> [Required task]: Find the string "время" in the entries and copy each line that has it.

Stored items
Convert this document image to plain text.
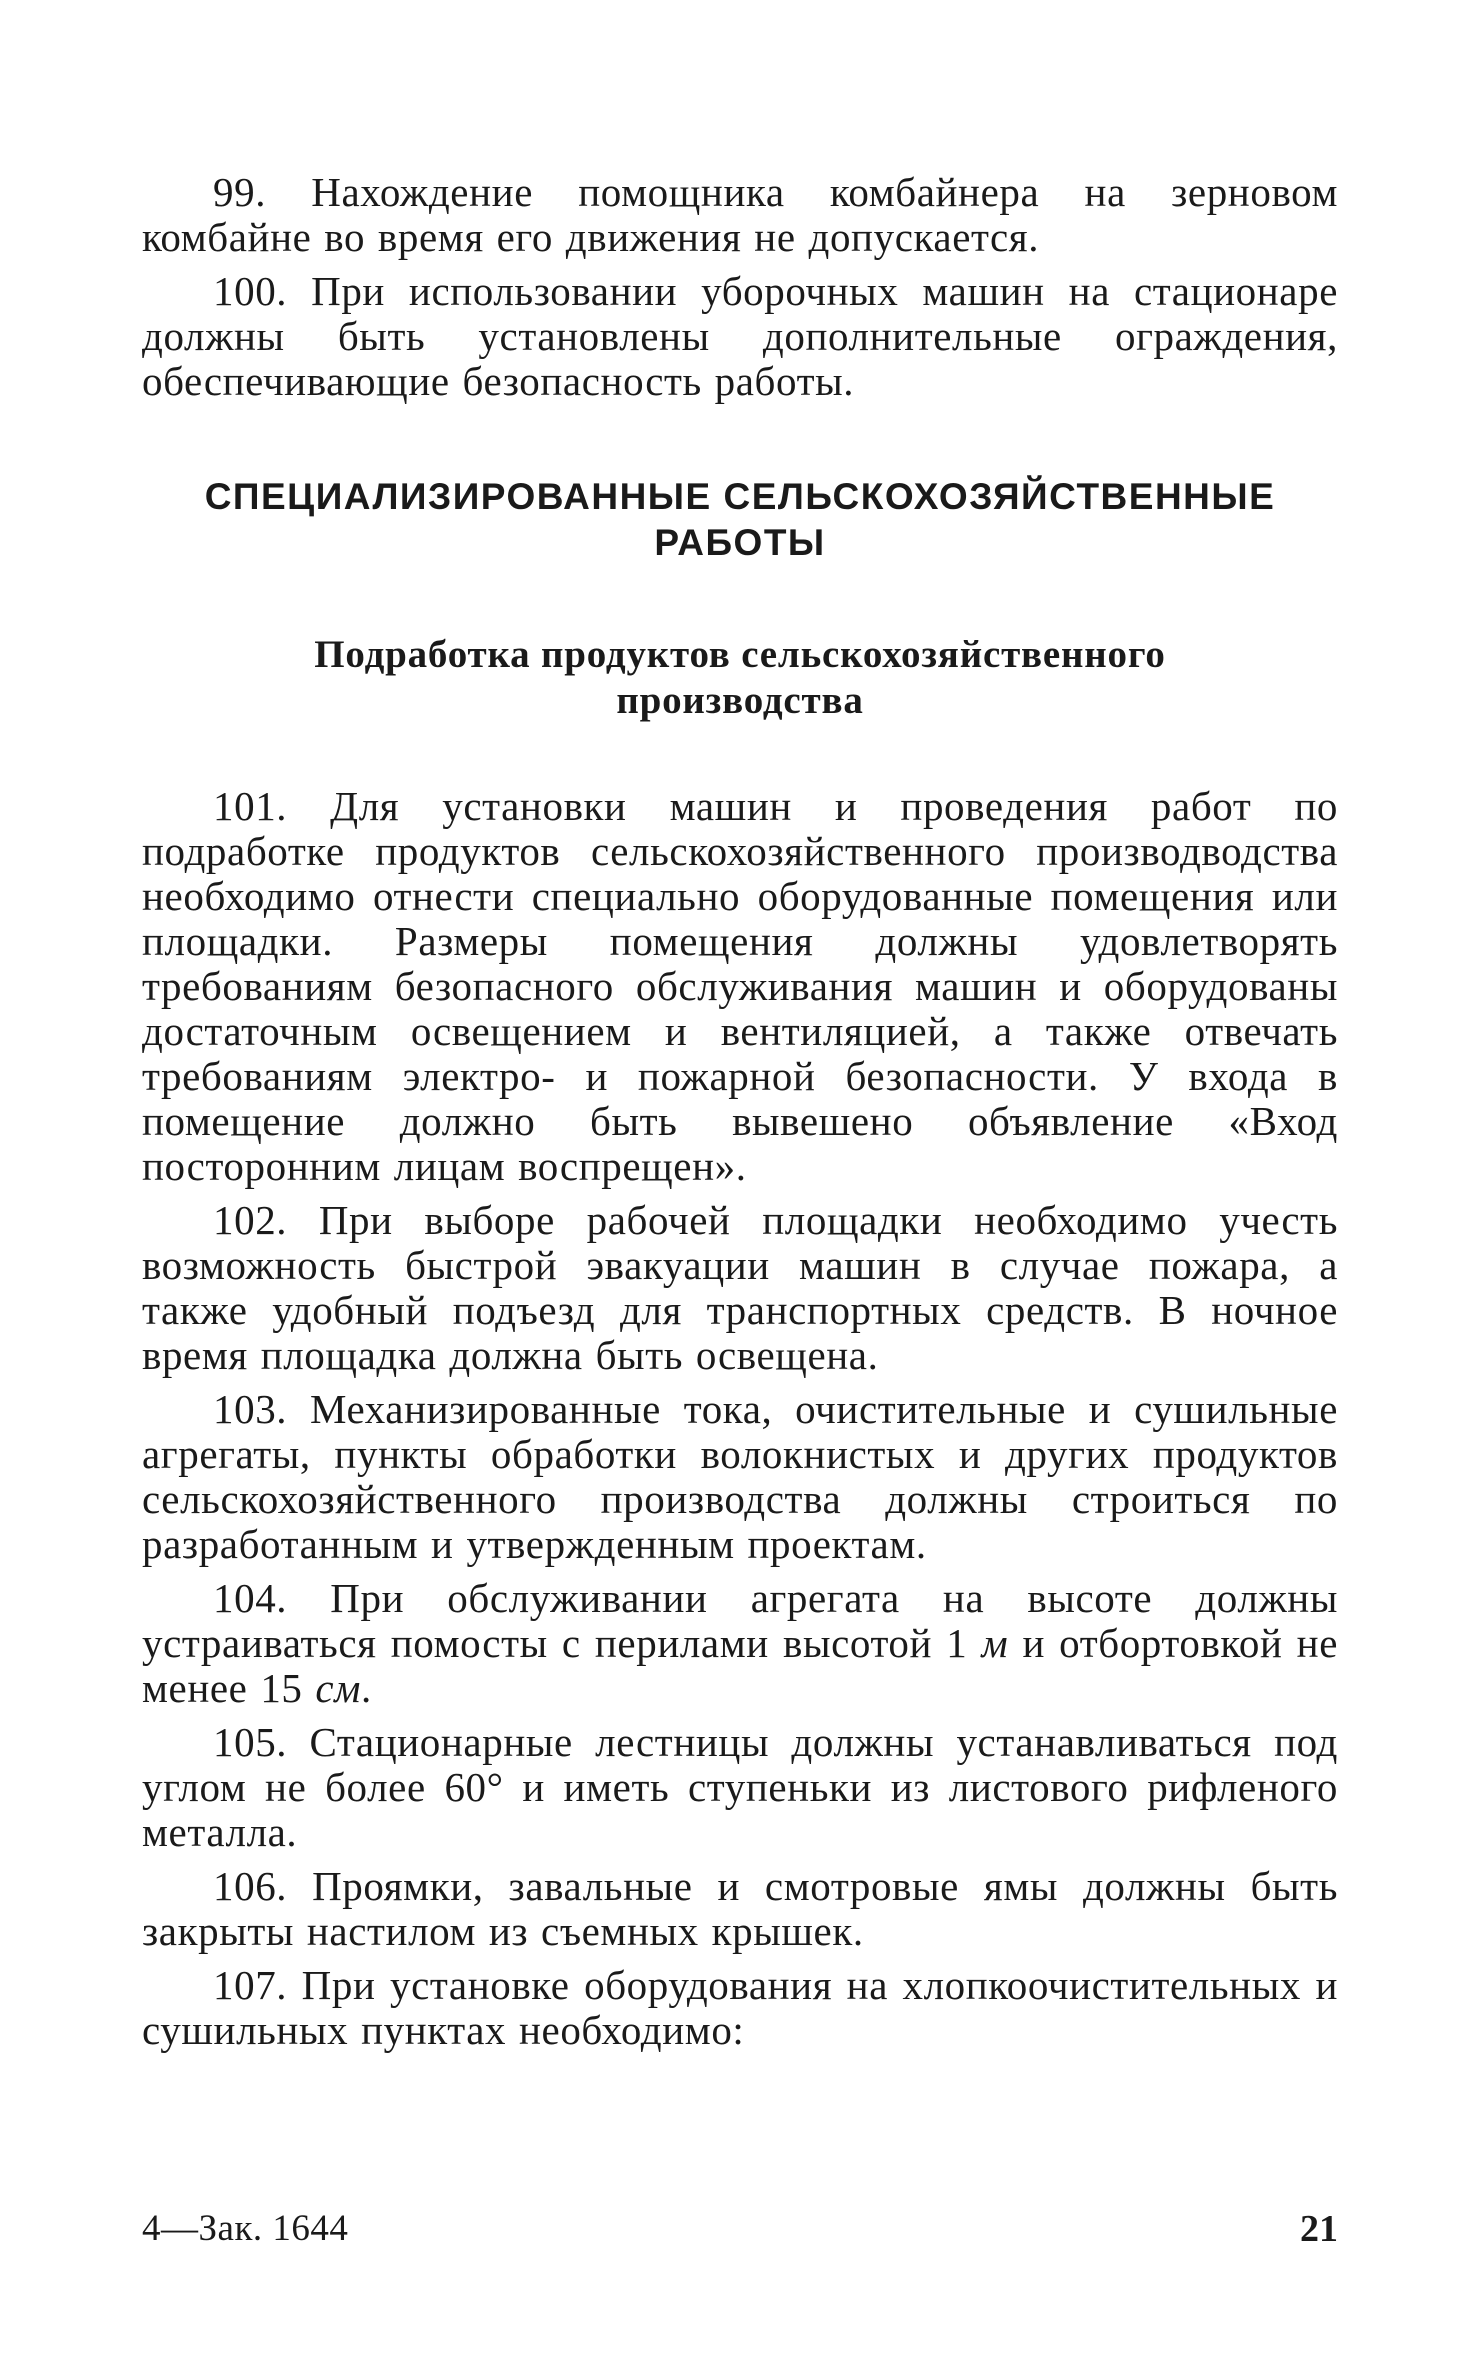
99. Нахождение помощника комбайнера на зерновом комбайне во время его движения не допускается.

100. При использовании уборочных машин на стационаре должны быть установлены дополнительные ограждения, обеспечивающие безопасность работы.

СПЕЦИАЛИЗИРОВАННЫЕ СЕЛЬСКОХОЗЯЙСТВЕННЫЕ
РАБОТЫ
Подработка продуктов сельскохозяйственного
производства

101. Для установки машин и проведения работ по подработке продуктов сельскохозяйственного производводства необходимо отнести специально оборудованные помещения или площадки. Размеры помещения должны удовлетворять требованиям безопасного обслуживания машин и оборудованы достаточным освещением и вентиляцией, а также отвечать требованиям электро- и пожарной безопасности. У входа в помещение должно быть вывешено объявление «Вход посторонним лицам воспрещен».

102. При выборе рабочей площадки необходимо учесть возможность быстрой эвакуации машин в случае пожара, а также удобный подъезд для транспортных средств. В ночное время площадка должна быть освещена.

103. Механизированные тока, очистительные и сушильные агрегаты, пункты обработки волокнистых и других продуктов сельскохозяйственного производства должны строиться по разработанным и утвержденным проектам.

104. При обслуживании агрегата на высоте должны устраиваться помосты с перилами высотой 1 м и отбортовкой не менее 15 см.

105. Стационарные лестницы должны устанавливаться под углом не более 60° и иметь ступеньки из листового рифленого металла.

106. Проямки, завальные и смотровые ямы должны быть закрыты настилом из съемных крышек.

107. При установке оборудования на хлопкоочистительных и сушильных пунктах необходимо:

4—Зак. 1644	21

> [Answer]:
99. Нахождение помощника комбайнера на зерновом комбайне во время его движения не допускается.
102. При выборе рабочей площадки необходимо учесть возможность быстрой эвакуации машин в случае пожара, а также удобный подъезд для транспортных средств. В ночное время площадка должна быть освещена.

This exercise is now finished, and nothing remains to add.